What the task requires = Identify each line below that contains the word "квартирі", and copy it out.

>> begin Information provided

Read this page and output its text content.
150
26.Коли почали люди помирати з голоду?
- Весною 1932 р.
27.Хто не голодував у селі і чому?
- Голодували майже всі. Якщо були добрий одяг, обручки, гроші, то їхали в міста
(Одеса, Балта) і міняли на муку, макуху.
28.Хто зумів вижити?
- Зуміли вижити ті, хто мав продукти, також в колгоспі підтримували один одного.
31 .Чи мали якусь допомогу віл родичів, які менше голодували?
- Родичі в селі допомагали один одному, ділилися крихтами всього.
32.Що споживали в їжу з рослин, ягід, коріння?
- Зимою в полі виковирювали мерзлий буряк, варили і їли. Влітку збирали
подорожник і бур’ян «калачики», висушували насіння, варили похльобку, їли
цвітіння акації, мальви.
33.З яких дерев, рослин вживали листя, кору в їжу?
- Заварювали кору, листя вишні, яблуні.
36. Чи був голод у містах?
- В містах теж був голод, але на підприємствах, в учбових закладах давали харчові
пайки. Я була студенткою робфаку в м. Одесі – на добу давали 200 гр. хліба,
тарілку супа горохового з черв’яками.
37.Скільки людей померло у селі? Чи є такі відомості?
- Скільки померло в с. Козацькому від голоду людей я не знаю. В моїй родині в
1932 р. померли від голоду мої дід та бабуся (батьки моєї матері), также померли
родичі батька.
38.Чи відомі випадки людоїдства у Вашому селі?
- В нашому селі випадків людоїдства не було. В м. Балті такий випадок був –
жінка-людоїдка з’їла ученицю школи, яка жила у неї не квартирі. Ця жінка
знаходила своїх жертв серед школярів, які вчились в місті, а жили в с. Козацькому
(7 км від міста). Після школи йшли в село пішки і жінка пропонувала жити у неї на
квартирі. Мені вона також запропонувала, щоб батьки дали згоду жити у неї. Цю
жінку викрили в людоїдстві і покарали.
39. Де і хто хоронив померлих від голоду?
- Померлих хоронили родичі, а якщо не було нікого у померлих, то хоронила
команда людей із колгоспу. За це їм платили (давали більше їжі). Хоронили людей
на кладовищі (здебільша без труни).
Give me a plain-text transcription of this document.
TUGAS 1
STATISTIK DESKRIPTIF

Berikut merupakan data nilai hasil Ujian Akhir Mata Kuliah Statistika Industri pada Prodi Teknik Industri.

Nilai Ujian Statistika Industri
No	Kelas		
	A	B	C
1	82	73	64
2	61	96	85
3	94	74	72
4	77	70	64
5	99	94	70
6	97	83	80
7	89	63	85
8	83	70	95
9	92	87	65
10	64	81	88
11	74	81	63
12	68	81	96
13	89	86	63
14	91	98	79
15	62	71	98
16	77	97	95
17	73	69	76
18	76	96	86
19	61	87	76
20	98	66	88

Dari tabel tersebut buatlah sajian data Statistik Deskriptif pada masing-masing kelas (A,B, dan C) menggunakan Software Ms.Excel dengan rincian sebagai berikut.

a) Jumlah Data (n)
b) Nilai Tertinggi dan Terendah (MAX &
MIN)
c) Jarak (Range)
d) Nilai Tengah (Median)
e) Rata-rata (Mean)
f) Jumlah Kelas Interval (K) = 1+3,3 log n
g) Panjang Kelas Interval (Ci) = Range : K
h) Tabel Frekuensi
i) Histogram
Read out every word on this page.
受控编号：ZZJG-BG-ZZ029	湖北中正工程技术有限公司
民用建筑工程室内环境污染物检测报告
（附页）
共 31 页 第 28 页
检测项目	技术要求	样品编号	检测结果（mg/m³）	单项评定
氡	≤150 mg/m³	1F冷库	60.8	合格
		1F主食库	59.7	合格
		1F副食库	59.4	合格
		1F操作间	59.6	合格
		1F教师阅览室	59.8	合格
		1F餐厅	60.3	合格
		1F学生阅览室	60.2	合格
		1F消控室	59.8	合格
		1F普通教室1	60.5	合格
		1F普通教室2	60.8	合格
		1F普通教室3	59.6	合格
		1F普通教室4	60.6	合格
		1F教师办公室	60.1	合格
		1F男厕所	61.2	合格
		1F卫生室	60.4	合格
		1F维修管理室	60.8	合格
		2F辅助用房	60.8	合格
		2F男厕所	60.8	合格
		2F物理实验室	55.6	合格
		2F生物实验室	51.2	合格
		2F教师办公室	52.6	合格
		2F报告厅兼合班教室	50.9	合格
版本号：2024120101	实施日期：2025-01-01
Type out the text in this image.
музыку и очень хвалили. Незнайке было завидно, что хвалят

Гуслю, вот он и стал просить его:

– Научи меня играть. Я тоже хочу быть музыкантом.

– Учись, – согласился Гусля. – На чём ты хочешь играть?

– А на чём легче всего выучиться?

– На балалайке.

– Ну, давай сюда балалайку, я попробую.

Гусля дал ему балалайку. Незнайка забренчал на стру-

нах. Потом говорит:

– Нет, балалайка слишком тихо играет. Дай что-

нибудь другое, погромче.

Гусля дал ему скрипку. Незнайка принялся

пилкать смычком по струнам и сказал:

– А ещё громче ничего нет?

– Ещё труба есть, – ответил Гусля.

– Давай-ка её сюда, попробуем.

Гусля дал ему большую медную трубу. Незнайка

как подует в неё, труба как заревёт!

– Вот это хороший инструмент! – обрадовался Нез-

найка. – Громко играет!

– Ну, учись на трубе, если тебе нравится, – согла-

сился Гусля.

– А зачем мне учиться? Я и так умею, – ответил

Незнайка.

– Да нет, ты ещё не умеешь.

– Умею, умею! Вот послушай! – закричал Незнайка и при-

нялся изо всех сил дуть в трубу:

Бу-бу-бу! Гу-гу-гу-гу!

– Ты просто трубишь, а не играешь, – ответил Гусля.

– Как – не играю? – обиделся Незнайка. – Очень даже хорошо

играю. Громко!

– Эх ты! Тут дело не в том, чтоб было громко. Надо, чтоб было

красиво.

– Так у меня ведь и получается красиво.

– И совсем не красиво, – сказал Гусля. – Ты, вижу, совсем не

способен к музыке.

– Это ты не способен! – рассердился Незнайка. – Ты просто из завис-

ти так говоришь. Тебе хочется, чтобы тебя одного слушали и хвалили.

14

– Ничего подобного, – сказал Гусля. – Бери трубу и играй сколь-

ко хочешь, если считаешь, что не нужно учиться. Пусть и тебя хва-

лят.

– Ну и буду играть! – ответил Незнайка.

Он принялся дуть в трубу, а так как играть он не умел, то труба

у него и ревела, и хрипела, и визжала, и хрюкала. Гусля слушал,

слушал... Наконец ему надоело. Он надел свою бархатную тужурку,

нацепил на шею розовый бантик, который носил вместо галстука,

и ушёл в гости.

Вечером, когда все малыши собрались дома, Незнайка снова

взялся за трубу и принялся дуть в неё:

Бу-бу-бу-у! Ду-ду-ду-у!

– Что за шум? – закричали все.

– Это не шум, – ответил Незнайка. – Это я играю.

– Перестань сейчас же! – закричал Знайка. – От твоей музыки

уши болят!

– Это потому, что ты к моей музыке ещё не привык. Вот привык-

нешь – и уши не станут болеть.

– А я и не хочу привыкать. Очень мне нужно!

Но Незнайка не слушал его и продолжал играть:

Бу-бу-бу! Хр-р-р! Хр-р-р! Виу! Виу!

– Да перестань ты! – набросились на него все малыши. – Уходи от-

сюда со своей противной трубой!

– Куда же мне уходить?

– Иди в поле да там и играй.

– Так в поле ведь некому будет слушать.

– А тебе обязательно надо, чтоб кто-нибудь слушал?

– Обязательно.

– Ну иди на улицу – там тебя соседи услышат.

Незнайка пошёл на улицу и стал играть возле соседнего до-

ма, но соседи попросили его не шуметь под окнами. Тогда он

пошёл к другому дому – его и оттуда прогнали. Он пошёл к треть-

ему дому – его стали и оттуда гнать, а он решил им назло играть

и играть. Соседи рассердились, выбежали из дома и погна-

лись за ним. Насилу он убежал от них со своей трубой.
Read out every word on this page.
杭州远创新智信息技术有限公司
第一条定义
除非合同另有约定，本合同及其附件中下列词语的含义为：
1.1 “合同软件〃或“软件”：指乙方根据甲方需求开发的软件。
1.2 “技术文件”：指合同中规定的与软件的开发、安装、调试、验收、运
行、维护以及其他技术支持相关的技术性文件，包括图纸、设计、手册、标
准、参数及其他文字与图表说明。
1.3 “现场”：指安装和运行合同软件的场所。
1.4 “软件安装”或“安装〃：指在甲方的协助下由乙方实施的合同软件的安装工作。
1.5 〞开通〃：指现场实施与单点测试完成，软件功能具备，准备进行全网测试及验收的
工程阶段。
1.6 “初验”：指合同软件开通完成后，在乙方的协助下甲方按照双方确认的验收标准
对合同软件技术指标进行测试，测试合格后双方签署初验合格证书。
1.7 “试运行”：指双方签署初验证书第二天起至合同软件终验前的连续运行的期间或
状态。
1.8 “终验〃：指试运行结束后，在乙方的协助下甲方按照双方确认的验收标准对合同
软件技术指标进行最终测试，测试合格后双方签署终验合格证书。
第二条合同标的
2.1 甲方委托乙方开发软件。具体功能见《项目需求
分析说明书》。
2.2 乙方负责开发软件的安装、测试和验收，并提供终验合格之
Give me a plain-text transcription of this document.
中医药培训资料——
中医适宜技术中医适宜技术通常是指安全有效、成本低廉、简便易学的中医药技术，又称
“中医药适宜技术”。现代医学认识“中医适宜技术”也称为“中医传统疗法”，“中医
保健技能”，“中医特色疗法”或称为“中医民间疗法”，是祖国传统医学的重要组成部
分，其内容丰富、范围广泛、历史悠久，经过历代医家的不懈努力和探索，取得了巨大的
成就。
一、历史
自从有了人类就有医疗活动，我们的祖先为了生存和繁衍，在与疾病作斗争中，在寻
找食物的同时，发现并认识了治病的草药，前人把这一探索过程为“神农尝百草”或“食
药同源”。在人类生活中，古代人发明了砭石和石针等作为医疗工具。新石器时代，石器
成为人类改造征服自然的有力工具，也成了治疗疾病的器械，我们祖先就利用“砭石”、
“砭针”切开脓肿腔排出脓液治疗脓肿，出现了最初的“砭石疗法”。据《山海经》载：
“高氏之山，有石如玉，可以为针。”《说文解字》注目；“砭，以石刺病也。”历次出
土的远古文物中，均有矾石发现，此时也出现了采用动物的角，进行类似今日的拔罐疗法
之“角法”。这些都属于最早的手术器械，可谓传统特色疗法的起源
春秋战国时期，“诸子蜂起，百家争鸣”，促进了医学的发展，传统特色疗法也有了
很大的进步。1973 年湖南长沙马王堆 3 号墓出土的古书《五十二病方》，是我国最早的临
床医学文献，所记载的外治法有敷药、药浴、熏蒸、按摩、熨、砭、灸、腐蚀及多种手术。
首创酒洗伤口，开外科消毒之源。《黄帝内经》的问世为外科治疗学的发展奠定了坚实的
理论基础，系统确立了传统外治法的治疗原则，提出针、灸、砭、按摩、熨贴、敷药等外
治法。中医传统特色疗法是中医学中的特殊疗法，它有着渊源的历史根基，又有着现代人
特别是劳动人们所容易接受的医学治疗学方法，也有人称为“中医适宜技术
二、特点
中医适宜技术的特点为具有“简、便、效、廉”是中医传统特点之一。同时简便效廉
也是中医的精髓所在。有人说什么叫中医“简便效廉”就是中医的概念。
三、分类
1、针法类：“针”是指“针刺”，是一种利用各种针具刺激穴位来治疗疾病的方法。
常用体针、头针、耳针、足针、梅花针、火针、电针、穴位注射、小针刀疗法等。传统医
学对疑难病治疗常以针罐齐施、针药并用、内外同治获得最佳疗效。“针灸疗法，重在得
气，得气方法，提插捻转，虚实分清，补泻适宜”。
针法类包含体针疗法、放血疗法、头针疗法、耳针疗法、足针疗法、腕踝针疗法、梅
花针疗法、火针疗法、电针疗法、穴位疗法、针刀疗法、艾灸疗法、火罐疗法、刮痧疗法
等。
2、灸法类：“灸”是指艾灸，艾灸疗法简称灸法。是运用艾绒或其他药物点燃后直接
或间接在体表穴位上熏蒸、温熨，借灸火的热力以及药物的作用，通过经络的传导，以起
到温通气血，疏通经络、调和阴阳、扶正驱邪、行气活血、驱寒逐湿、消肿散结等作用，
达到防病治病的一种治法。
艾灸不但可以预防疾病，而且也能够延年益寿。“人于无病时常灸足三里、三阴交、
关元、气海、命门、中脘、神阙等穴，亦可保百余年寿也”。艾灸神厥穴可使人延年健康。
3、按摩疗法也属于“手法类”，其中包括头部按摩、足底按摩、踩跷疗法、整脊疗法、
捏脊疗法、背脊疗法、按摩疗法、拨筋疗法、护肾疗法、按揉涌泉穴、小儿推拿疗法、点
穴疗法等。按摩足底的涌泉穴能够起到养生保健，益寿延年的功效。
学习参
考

>> end Information provided

Output for this task =
жінка-людоїдка з’їла ученицю школи, яка жила у неї не квартирі. Ця жінка
квартирі. Мені вона також запропонувала, щоб батьки дали згоду жити у неї. Цю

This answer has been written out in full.